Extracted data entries

##############################

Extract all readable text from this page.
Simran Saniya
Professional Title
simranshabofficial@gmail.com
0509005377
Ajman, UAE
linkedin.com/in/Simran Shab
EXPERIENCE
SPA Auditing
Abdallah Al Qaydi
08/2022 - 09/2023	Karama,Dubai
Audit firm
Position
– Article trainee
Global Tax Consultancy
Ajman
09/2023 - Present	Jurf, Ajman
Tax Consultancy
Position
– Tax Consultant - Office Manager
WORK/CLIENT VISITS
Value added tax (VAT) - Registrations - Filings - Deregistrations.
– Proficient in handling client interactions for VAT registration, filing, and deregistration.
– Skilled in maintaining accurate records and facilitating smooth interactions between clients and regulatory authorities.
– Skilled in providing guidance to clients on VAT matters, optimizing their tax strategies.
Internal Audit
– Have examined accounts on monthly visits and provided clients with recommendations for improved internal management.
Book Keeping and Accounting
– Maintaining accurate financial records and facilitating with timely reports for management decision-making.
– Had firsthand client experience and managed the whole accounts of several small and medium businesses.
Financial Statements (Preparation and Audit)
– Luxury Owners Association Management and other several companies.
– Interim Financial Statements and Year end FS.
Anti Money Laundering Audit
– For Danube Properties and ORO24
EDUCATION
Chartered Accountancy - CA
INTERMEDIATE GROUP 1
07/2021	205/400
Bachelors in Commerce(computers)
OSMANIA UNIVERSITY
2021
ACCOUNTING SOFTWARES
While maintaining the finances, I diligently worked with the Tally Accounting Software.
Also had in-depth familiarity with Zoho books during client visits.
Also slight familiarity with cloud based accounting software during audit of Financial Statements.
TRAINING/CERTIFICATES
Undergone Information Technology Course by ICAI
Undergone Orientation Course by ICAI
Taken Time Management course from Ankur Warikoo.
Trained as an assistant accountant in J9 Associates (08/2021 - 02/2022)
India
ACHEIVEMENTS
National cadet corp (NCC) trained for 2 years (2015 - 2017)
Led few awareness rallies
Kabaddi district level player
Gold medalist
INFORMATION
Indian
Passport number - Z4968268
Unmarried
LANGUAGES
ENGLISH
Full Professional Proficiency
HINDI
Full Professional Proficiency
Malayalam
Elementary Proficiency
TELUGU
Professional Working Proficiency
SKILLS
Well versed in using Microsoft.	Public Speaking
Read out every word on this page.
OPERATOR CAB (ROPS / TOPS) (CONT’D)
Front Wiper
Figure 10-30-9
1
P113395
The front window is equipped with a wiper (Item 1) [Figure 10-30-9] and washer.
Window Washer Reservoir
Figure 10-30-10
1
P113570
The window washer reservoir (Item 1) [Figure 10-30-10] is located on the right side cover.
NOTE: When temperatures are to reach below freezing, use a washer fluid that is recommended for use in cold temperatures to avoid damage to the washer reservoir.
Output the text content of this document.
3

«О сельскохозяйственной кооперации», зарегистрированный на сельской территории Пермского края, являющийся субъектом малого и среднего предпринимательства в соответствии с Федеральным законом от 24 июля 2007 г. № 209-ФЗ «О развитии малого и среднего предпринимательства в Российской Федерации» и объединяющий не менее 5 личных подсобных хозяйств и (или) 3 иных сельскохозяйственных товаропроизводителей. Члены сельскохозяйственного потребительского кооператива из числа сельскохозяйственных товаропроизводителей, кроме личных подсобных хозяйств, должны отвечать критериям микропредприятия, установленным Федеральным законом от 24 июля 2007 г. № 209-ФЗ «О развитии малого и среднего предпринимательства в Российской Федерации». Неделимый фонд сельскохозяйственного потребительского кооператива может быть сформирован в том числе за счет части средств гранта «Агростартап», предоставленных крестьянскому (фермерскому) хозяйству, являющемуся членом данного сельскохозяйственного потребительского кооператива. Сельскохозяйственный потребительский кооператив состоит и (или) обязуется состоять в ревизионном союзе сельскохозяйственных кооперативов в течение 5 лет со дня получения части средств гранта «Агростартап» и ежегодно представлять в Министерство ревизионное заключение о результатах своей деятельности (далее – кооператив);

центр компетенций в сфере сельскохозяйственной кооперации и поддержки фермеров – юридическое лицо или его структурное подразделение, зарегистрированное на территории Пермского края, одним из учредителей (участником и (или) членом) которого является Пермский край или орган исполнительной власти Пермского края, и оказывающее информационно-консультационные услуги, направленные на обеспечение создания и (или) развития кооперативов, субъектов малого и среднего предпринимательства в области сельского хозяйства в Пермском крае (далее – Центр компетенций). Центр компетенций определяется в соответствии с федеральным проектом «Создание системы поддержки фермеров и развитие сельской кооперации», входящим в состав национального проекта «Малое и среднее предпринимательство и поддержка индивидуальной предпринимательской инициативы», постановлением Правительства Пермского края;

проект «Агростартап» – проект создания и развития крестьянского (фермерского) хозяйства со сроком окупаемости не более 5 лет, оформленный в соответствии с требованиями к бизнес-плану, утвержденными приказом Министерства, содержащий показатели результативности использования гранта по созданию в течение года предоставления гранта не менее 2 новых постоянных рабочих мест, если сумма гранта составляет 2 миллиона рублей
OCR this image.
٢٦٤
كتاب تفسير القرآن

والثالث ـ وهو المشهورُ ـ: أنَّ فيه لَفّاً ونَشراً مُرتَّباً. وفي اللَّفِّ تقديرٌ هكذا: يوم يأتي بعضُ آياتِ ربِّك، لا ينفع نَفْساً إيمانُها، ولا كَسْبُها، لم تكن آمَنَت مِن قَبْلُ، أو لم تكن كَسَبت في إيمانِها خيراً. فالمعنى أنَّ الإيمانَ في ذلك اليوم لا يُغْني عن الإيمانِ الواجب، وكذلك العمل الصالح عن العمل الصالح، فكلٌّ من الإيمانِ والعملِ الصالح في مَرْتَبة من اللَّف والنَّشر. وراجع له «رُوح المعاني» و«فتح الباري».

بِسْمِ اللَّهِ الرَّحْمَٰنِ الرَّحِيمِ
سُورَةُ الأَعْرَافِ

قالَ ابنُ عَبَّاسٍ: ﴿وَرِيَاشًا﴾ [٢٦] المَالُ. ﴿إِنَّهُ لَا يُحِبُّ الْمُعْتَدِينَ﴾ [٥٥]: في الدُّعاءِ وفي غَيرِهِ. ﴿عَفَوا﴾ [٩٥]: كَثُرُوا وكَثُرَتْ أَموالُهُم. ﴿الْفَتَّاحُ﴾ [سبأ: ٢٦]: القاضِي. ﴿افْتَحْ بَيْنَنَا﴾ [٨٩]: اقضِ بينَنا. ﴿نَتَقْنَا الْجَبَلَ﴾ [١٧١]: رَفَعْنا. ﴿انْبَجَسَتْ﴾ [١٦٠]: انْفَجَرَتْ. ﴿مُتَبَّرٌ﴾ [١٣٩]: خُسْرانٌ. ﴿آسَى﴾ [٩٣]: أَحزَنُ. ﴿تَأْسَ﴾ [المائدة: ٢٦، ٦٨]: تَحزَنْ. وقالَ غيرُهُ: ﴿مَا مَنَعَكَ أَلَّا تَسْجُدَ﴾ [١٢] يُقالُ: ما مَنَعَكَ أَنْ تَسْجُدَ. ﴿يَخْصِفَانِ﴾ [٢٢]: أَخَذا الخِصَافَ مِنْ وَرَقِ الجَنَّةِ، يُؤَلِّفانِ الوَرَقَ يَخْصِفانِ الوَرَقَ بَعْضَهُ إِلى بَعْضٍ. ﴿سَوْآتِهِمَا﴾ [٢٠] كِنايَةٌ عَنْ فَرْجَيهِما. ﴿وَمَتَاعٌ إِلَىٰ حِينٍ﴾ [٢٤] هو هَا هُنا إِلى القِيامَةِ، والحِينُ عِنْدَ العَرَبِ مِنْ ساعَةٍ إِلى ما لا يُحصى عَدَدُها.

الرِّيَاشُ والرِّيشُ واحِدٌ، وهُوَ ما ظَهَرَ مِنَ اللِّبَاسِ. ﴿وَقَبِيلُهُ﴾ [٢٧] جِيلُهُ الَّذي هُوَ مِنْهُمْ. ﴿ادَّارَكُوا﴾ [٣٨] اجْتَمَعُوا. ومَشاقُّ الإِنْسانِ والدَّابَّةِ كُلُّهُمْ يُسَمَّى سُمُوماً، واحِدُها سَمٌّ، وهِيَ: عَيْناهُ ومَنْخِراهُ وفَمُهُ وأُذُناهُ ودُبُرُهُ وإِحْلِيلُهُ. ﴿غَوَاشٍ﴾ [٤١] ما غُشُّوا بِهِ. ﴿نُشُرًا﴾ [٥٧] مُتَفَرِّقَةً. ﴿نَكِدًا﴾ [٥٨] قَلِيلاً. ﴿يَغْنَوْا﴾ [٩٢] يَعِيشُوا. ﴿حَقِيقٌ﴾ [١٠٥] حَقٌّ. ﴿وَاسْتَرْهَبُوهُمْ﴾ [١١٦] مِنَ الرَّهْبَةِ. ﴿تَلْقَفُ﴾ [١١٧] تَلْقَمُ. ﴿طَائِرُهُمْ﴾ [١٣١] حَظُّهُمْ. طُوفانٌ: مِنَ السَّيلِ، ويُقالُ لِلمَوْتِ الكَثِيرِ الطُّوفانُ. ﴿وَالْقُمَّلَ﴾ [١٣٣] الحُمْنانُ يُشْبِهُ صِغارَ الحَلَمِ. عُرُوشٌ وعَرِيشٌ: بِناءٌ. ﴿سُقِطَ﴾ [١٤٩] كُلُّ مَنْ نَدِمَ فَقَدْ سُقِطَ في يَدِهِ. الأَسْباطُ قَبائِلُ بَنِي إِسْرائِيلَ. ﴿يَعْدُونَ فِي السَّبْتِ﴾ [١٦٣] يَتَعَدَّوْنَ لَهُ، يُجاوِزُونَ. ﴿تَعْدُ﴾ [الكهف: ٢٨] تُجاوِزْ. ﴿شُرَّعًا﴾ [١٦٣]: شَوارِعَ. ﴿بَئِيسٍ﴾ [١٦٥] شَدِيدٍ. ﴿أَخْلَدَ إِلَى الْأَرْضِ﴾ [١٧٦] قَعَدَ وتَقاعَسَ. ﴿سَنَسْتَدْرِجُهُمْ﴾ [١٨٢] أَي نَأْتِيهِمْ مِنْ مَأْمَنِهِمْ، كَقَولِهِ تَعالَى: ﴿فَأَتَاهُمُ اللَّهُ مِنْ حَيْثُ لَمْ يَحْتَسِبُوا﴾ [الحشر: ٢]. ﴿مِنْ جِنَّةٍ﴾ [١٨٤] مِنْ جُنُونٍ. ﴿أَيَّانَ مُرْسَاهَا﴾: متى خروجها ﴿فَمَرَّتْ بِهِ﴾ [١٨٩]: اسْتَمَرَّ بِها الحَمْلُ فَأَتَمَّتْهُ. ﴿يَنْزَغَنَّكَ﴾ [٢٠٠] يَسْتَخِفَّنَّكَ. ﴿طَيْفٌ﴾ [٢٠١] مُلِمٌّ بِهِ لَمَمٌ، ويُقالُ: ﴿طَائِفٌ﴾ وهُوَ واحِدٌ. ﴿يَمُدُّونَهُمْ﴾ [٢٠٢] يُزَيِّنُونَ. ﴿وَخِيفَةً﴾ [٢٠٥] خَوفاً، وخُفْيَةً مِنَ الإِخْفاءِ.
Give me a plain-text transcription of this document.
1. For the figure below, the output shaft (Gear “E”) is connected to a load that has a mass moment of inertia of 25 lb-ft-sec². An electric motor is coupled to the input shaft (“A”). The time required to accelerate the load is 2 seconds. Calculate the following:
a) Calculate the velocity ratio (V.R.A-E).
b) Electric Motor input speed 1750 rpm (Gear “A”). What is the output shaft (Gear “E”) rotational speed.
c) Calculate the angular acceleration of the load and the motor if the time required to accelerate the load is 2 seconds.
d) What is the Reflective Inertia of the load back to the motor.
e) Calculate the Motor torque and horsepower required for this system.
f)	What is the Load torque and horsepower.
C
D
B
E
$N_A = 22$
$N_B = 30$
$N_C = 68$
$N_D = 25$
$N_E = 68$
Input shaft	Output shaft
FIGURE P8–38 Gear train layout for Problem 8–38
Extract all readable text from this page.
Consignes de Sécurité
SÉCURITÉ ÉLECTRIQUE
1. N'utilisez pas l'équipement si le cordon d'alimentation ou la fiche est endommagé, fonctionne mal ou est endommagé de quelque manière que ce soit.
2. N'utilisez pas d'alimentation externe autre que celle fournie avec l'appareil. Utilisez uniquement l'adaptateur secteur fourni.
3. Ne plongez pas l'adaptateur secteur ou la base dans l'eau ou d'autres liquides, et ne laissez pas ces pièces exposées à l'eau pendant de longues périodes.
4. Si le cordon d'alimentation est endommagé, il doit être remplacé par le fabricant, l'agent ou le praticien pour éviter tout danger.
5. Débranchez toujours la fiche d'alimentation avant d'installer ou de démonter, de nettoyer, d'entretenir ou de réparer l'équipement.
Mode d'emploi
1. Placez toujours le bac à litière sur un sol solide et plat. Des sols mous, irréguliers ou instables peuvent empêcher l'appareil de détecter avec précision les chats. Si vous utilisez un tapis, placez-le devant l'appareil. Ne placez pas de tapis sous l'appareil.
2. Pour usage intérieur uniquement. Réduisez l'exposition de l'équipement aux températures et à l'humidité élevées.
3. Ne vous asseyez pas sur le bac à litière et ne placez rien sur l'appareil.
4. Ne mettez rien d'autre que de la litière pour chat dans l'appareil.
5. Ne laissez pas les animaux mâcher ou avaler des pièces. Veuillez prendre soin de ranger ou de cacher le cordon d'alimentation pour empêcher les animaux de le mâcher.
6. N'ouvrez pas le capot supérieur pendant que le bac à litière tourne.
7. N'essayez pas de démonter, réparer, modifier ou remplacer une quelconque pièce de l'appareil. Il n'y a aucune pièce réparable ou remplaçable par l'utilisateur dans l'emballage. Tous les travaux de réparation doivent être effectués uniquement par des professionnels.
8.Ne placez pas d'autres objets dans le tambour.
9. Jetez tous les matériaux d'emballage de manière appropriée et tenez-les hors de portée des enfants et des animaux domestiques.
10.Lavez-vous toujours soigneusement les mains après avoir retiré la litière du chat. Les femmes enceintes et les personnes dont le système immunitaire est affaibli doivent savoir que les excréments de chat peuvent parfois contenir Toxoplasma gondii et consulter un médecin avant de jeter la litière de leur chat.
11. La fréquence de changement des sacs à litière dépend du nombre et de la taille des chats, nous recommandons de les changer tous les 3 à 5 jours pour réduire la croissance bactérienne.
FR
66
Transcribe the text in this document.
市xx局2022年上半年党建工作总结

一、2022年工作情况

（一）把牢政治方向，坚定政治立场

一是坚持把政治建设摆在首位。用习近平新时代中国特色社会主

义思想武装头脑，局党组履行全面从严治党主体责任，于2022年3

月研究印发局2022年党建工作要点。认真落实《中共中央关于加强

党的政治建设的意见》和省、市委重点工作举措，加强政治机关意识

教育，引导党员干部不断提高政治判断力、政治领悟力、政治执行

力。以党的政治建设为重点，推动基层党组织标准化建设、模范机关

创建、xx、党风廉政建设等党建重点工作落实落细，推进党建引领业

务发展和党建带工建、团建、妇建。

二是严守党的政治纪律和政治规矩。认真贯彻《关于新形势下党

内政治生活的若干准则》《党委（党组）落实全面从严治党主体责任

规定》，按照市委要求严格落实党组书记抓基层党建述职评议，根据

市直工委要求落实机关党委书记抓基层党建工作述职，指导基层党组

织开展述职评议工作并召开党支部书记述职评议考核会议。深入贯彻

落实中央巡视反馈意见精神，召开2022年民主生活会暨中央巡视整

##############################

To be done -> Please extract exactly, and only, the lines from the line containing "Transcribe the text in this document." through the last line of the records.

Result below ->
Transcribe the text in this document.
市xx局2022年上半年党建工作总结

一、2022年工作情况

（一）把牢政治方向，坚定政治立场

一是坚持把政治建设摆在首位。用习近平新时代中国特色社会主

义思想武装头脑，局党组履行全面从严治党主体责任，于2022年3

月研究印发局2022年党建工作要点。认真落实《中共中央关于加强

党的政治建设的意见》和省、市委重点工作举措，加强政治机关意识

教育，引导党员干部不断提高政治判断力、政治领悟力、政治执行

力。以党的政治建设为重点，推动基层党组织标准化建设、模范机关

创建、xx、党风廉政建设等党建重点工作落实落细，推进党建引领业

务发展和党建带工建、团建、妇建。

二是严守党的政治纪律和政治规矩。认真贯彻《关于新形势下党

内政治生活的若干准则》《党委（党组）落实全面从严治党主体责任

规定》，按照市委要求严格落实党组书记抓基层党建述职评议，根据

市直工委要求落实机关党委书记抓基层党建工作述职，指导基层党组

织开展述职评议工作并召开党支部书记述职评议考核会议。深入贯彻

落实中央巡视反馈意见精神，召开2022年民主生活会暨中央巡视整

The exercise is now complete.